Figure collection entries
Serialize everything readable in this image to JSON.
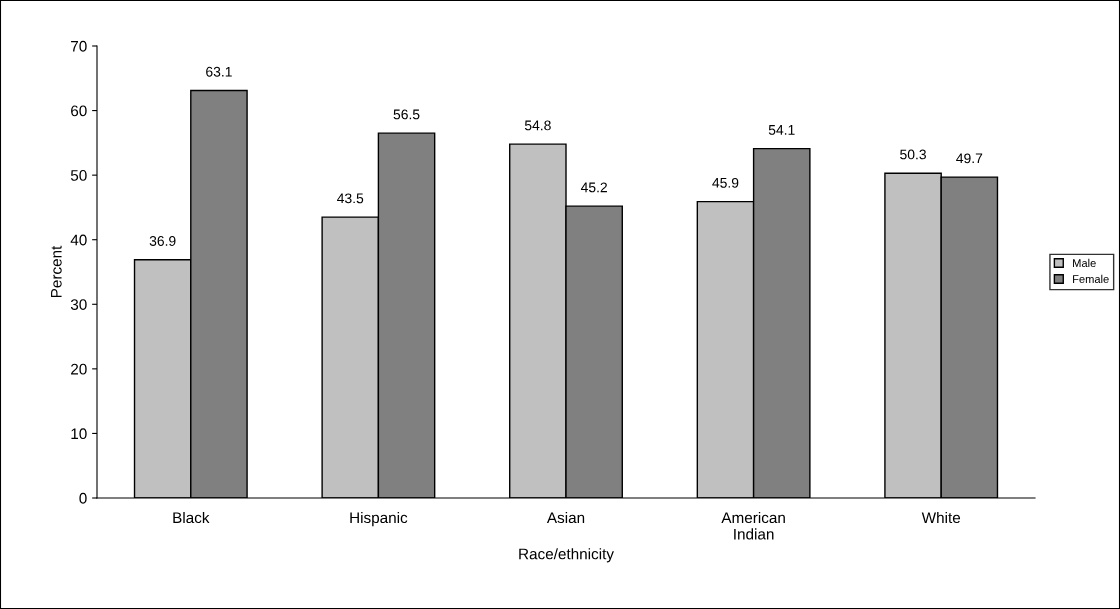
{
  "chart_data": {
    "type": "bar",
    "xlabel": "Race/ethnicity",
    "ylabel": "Percent",
    "categories": [
      "Black",
      "Hispanic",
      "Asian",
      "American\nIndian",
      "White"
    ],
    "series": [
      {
        "name": "Male",
        "color": "#c0c0c0",
        "values": [
          36.9,
          43.5,
          54.8,
          45.9,
          50.3
        ]
      },
      {
        "name": "Female",
        "color": "#808080",
        "values": [
          63.1,
          56.5,
          45.2,
          54.1,
          49.7
        ]
      }
    ],
    "ylim": [
      0,
      70
    ],
    "yticks": [
      0,
      10,
      20,
      30,
      40,
      50,
      60,
      70
    ],
    "data_labels": true,
    "grid": false,
    "legend": "right"
  }
}
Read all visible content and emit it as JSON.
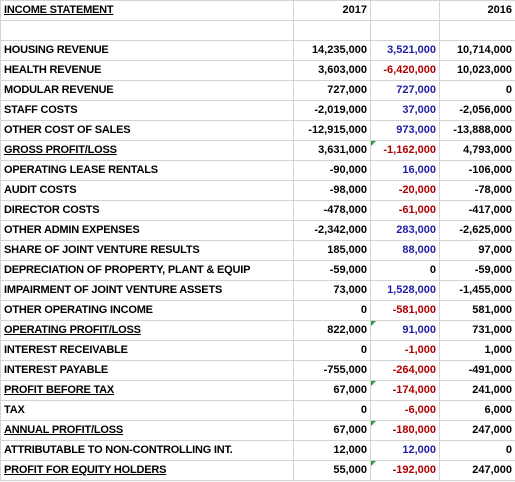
{
  "header": {
    "title": "INCOME STATEMENT",
    "year_a": "2017",
    "year_b": "2016"
  },
  "rows": [
    {
      "label": "HOUSING REVENUE",
      "v2017": "14,235,000",
      "diff": "3,521,000",
      "diff_color": "blue",
      "v2016": "10,714,000",
      "flag": false
    },
    {
      "label": "HEALTH REVENUE",
      "v2017": "3,603,000",
      "diff": "-6,420,000",
      "diff_color": "red",
      "v2016": "10,023,000",
      "flag": false
    },
    {
      "label": "MODULAR REVENUE",
      "v2017": "727,000",
      "diff": "727,000",
      "diff_color": "blue",
      "v2016": "0",
      "flag": false
    },
    {
      "label": "STAFF COSTS",
      "v2017": "-2,019,000",
      "diff": "37,000",
      "diff_color": "blue",
      "v2016": "-2,056,000",
      "flag": false
    },
    {
      "label": "OTHER COST OF SALES",
      "v2017": "-12,915,000",
      "diff": "973,000",
      "diff_color": "blue",
      "v2016": "-13,888,000",
      "flag": false
    },
    {
      "label": "GROSS PROFIT/LOSS",
      "v2017": "3,631,000",
      "diff": "-1,162,000",
      "diff_color": "red",
      "v2016": "4,793,000",
      "flag": true
    },
    {
      "label": "OPERATING LEASE RENTALS",
      "v2017": "-90,000",
      "diff": "16,000",
      "diff_color": "blue",
      "v2016": "-106,000",
      "flag": false
    },
    {
      "label": "AUDIT COSTS",
      "v2017": "-98,000",
      "diff": "-20,000",
      "diff_color": "red",
      "v2016": "-78,000",
      "flag": false
    },
    {
      "label": "DIRECTOR COSTS",
      "v2017": "-478,000",
      "diff": "-61,000",
      "diff_color": "red",
      "v2016": "-417,000",
      "flag": false
    },
    {
      "label": "OTHER ADMIN EXPENSES",
      "v2017": "-2,342,000",
      "diff": "283,000",
      "diff_color": "blue",
      "v2016": "-2,625,000",
      "flag": false
    },
    {
      "label": "SHARE OF JOINT VENTURE RESULTS",
      "v2017": "185,000",
      "diff": "88,000",
      "diff_color": "blue",
      "v2016": "97,000",
      "flag": false
    },
    {
      "label": "DEPRECIATION OF PROPERTY, PLANT & EQUIP",
      "v2017": "-59,000",
      "diff": "0",
      "diff_color": "black",
      "v2016": "-59,000",
      "flag": false
    },
    {
      "label": "IMPAIRMENT OF JOINT VENTURE ASSETS",
      "v2017": "73,000",
      "diff": "1,528,000",
      "diff_color": "blue",
      "v2016": "-1,455,000",
      "flag": false
    },
    {
      "label": "OTHER OPERATING INCOME",
      "v2017": "0",
      "diff": "-581,000",
      "diff_color": "red",
      "v2016": "581,000",
      "flag": false
    },
    {
      "label": "OPERATING PROFIT/LOSS",
      "v2017": "822,000",
      "diff": "91,000",
      "diff_color": "blue",
      "v2016": "731,000",
      "flag": true
    },
    {
      "label": "INTEREST RECEIVABLE",
      "v2017": "0",
      "diff": "-1,000",
      "diff_color": "red",
      "v2016": "1,000",
      "flag": false
    },
    {
      "label": "INTEREST PAYABLE",
      "v2017": "-755,000",
      "diff": "-264,000",
      "diff_color": "red",
      "v2016": "-491,000",
      "flag": false
    },
    {
      "label": "PROFIT BEFORE TAX",
      "v2017": "67,000",
      "diff": "-174,000",
      "diff_color": "red",
      "v2016": "241,000",
      "flag": true
    },
    {
      "label": "TAX",
      "v2017": "0",
      "diff": "-6,000",
      "diff_color": "red",
      "v2016": "6,000",
      "flag": false
    },
    {
      "label": "ANNUAL PROFIT/LOSS",
      "v2017": "67,000",
      "diff": "-180,000",
      "diff_color": "red",
      "v2016": "247,000",
      "flag": true
    },
    {
      "label": "ATTRIBUTABLE TO NON-CONTROLLING INT.",
      "v2017": "12,000",
      "diff": "12,000",
      "diff_color": "blue",
      "v2016": "0",
      "flag": false
    },
    {
      "label": "PROFIT FOR EQUITY HOLDERS",
      "v2017": "55,000",
      "diff": "-192,000",
      "diff_color": "red",
      "v2016": "247,000",
      "flag": true
    }
  ],
  "colors": {
    "blue": "#1f1fa8",
    "red": "#b00000",
    "black": "#000000",
    "gridline": "#d4d4d4",
    "flag": "#2e9e3a"
  }
}
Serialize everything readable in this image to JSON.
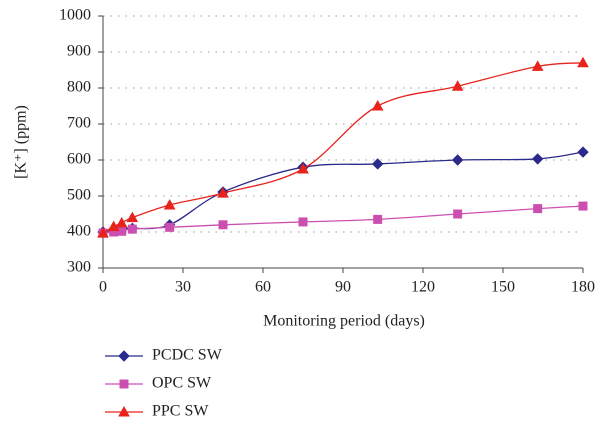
{
  "chart_data": {
    "type": "line",
    "x_label": "Monitoring period (days)",
    "y_label": "[K⁺] (ppm)",
    "x": [
      0,
      4,
      7,
      11,
      25,
      45,
      75,
      103,
      133,
      163,
      180
    ],
    "series": [
      {
        "name": "PCDC SW",
        "color": "#2b2a8c",
        "marker": "diamond",
        "values": [
          400,
          405,
          410,
          410,
          420,
          511,
          580,
          589,
          600,
          603,
          622
        ]
      },
      {
        "name": "OPC SW",
        "color": "#cc4fb0",
        "marker": "square",
        "values": [
          397,
          400,
          402,
          408,
          413,
          420,
          428,
          435,
          450,
          465,
          472
        ]
      },
      {
        "name": "PPC SW",
        "color": "#e8231c",
        "marker": "triangle",
        "values": [
          397,
          415,
          425,
          440,
          475,
          508,
          575,
          750,
          805,
          860,
          870
        ]
      }
    ],
    "xlim": [
      0,
      180
    ],
    "xticks": [
      0,
      30,
      60,
      90,
      120,
      150,
      180
    ],
    "ylim": [
      300,
      1000
    ],
    "yticks": [
      300,
      400,
      500,
      600,
      700,
      800,
      900,
      1000
    ],
    "grid": true,
    "smooth": true
  }
}
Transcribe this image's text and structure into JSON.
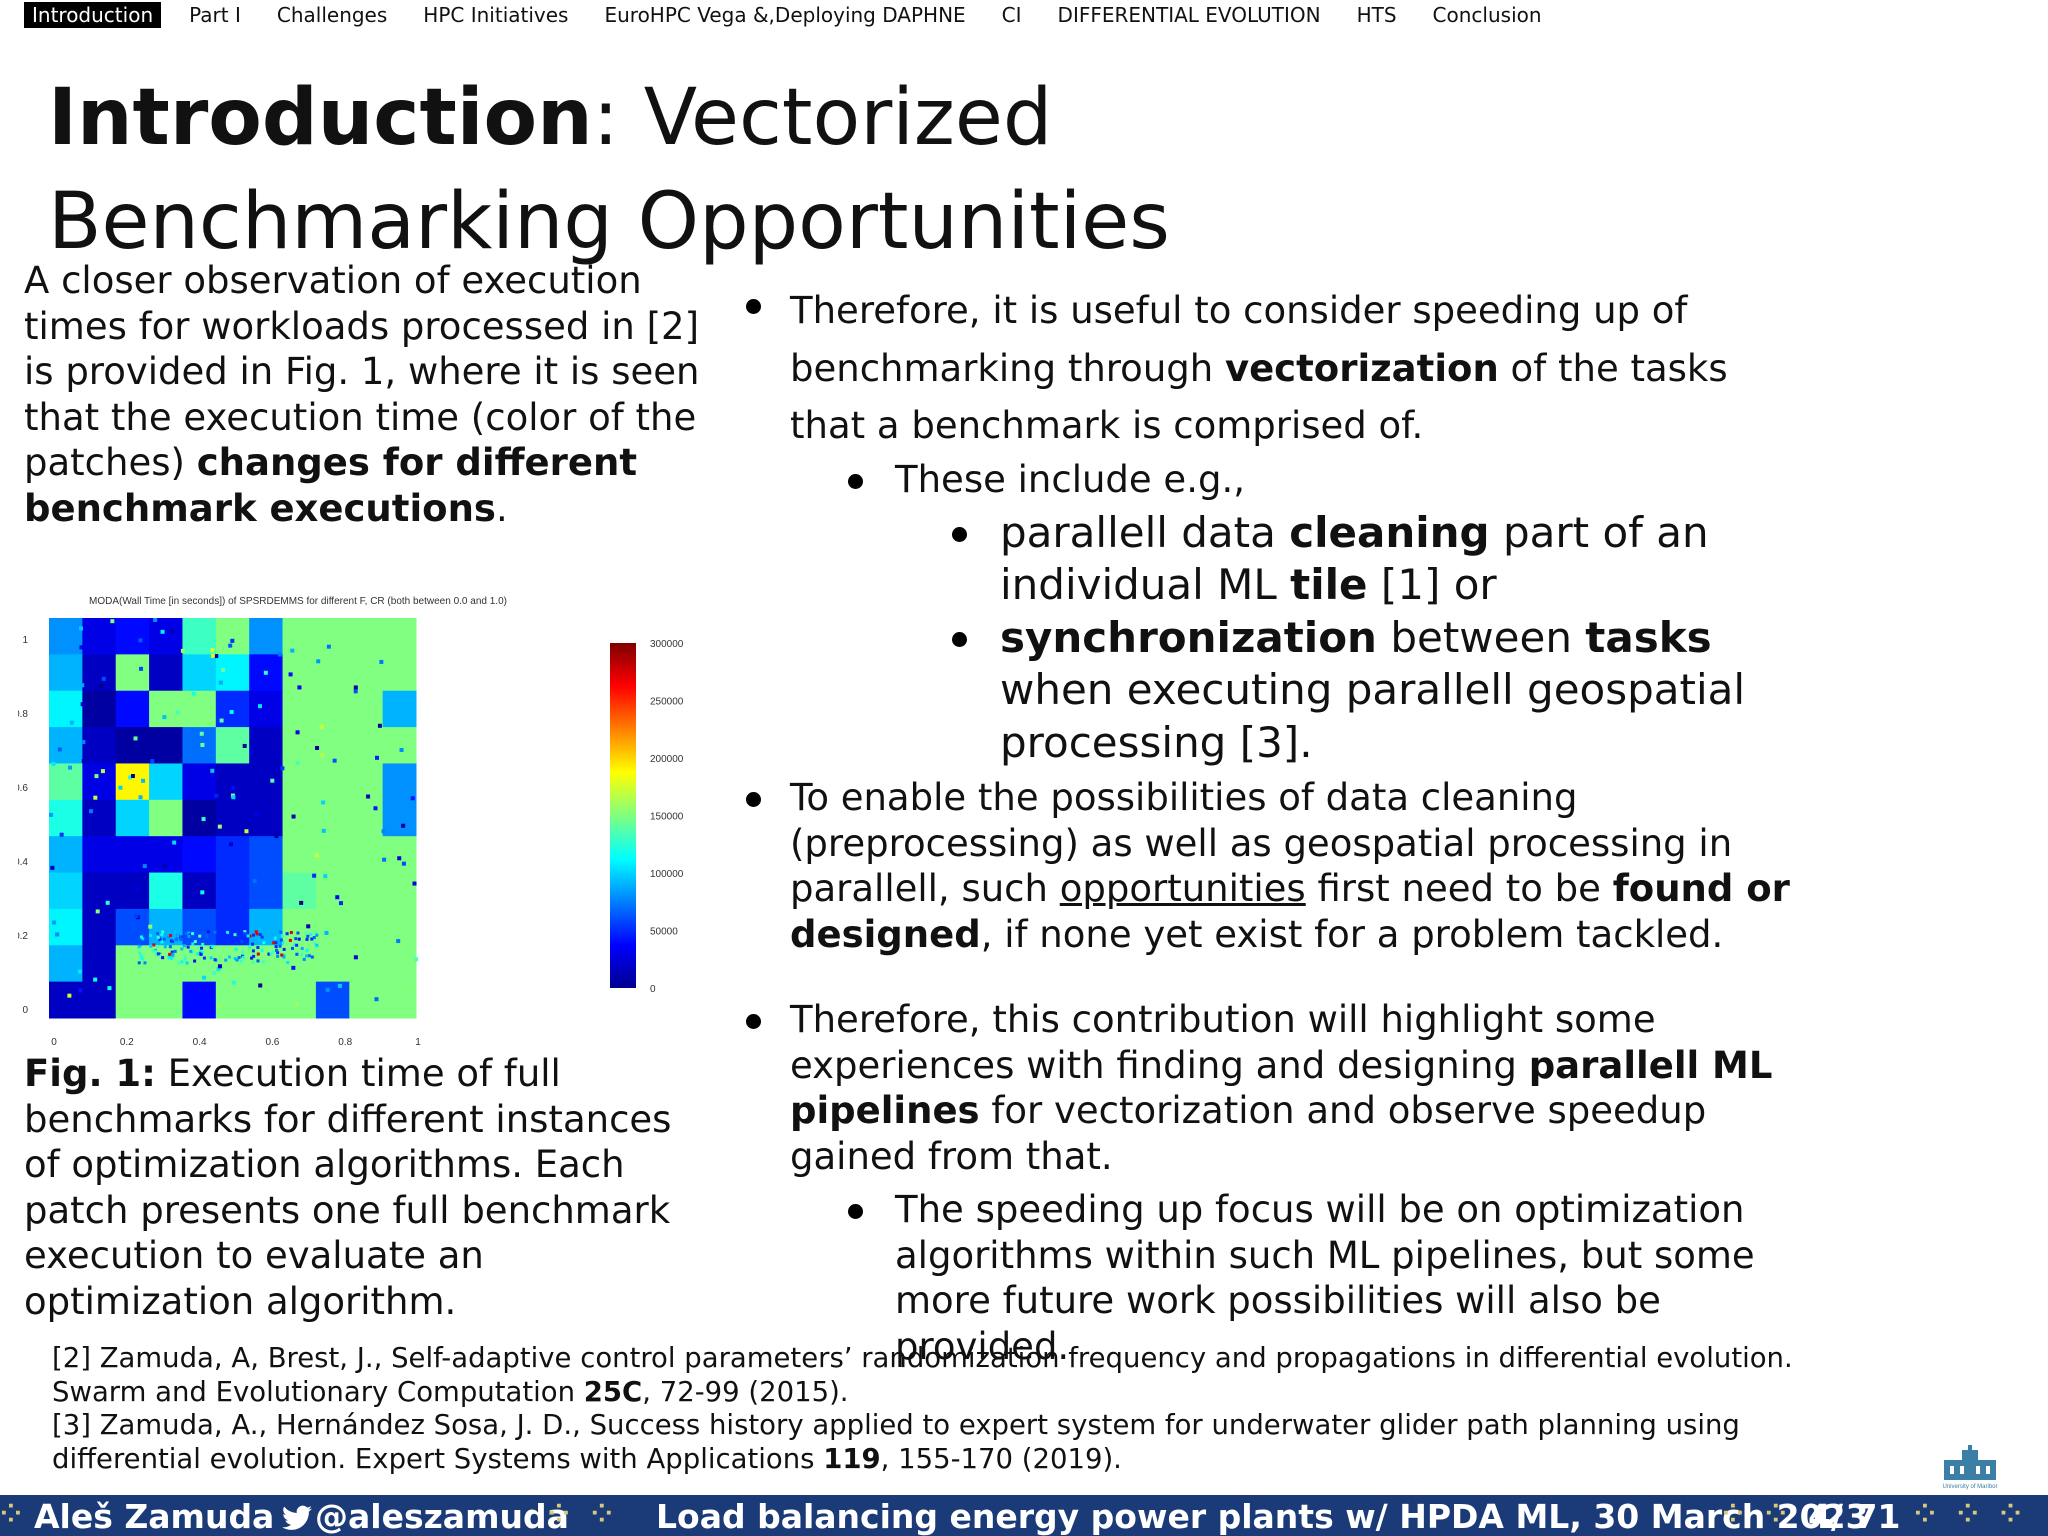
{
  "nav": [
    "Introduction",
    "Part I",
    "Challenges",
    "HPC Initiatives",
    "EuroHPC Vega &,Deploying DAPHNE",
    "CI",
    "DIFFERENTIAL EVOLUTION",
    "HTS",
    "Conclusion"
  ],
  "title": {
    "bold": "Introduction",
    "rest": ": Vectorized Benchmarking Opportunities"
  },
  "intro": {
    "text": "A closer observation of execution times for workloads processed in [2] is provided in Fig. 1, where it is seen that the execution time (color of the patches) ",
    "bold": "changes for different benchmark executions",
    "end": "."
  },
  "chart_data": {
    "type": "heatmap",
    "title": "MODA(Wall Time [in seconds]) of SPSRDEMMS for different F, CR (both between 0.0 and 1.0)",
    "xlim": [
      0,
      1
    ],
    "ylim": [
      0,
      1
    ],
    "x_ticks": [
      "0",
      "0.2",
      "0.4",
      "0.6",
      "0.8",
      "1"
    ],
    "y_ticks": [
      "0",
      "0.2",
      "0.4",
      "0.6",
      "0.8",
      "1"
    ],
    "colorbar": {
      "min": 0,
      "max": 300000,
      "ticks": [
        "0",
        "50000",
        "100000",
        "150000",
        "200000",
        "250000",
        "300000"
      ],
      "colormap": "jet"
    },
    "cells_y_top_to_bottom": [
      [
        80000,
        30000,
        40000,
        30000,
        130000,
        150000,
        80000,
        150000,
        150000,
        150000,
        150000
      ],
      [
        90000,
        20000,
        150000,
        20000,
        100000,
        110000,
        40000,
        150000,
        150000,
        150000,
        150000
      ],
      [
        110000,
        10000,
        40000,
        150000,
        150000,
        50000,
        30000,
        150000,
        150000,
        150000,
        90000
      ],
      [
        90000,
        20000,
        10000,
        10000,
        70000,
        140000,
        20000,
        150000,
        150000,
        150000,
        150000
      ],
      [
        140000,
        30000,
        190000,
        100000,
        30000,
        20000,
        20000,
        150000,
        150000,
        150000,
        80000
      ],
      [
        120000,
        20000,
        100000,
        150000,
        10000,
        20000,
        20000,
        150000,
        150000,
        150000,
        80000
      ],
      [
        90000,
        30000,
        30000,
        30000,
        40000,
        50000,
        60000,
        150000,
        150000,
        150000,
        150000
      ],
      [
        100000,
        20000,
        20000,
        120000,
        20000,
        50000,
        60000,
        140000,
        150000,
        150000,
        150000
      ],
      [
        110000,
        20000,
        60000,
        90000,
        60000,
        50000,
        90000,
        150000,
        150000,
        150000,
        150000
      ],
      [
        90000,
        20000,
        150000,
        150000,
        150000,
        150000,
        150000,
        150000,
        150000,
        150000,
        150000
      ],
      [
        20000,
        20000,
        150000,
        150000,
        40000,
        150000,
        150000,
        150000,
        60000,
        150000,
        150000
      ]
    ]
  },
  "caption": {
    "bold": "Fig. 1:",
    "text": " Execution time of full benchmarks for different instances of optimization algorithms. Each patch presents one full benchmark execution to evaluate an optimization algorithm."
  },
  "bullets": {
    "b1": [
      "Therefore, it is useful to consider speeding up of benchmarking through ",
      "vectorization",
      " of the tasks that a benchmark is comprised of."
    ],
    "b1a": "These include e.g.,",
    "b1a1": [
      "parallell data ",
      "cleaning",
      " part of an individual ML ",
      "tile",
      " [1] or"
    ],
    "b1a2": [
      "synchronization",
      " between ",
      "tasks",
      " when executing parallell geospatial processing [3]."
    ],
    "b2": [
      "To enable the possibilities of data cleaning (preprocessing) as well as geospatial processing in parallell, such ",
      "opportunities",
      " first need to be ",
      "found or designed",
      ", if none yet exist for a problem tackled."
    ],
    "b3": [
      "Therefore, this contribution will highlight some experiences with finding and designing ",
      "parallell ML pipelines",
      " for vectorization and observe speedup gained from that."
    ],
    "b3a": "The speeding up focus will be on optimization algorithms within such ML pipelines, but some more future work possibilities will also be provided."
  },
  "refs": {
    "r2": [
      "[2] Zamuda, A, Brest, J., Self-adaptive control parameters’ randomization frequency and propagations in differential evolution. Swarm and Evolutionary Computation ",
      "25C",
      ", 72-99 (2015)."
    ],
    "r3": [
      "[3] Zamuda, A., Hernández Sosa, J. D., Success history applied to expert system for underwater glider path planning using differential evolution. Expert Systems with Applications ",
      "119",
      ", 155-170 (2019)."
    ]
  },
  "footer": {
    "author": "Aleš Zamuda",
    "handle": "@aleszamuda",
    "talk": "Load balancing energy power plants w/ HPDA ML, 30 March 2023",
    "page": "4/ 71"
  },
  "logo_text": "University of Maribor",
  "colors": {
    "footer_bg": "#1b3a78",
    "nav_active_bg": "#000000"
  }
}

§ Aim of the exercise: Search the records for the word "JOINT" and copy every line where it occurs.

§ Reply:
      "label": "SHARE OF JOINT VENTURE RESULTS",
      "label": "IMPAIRMENT OF JOINT VENTURE ASSETS",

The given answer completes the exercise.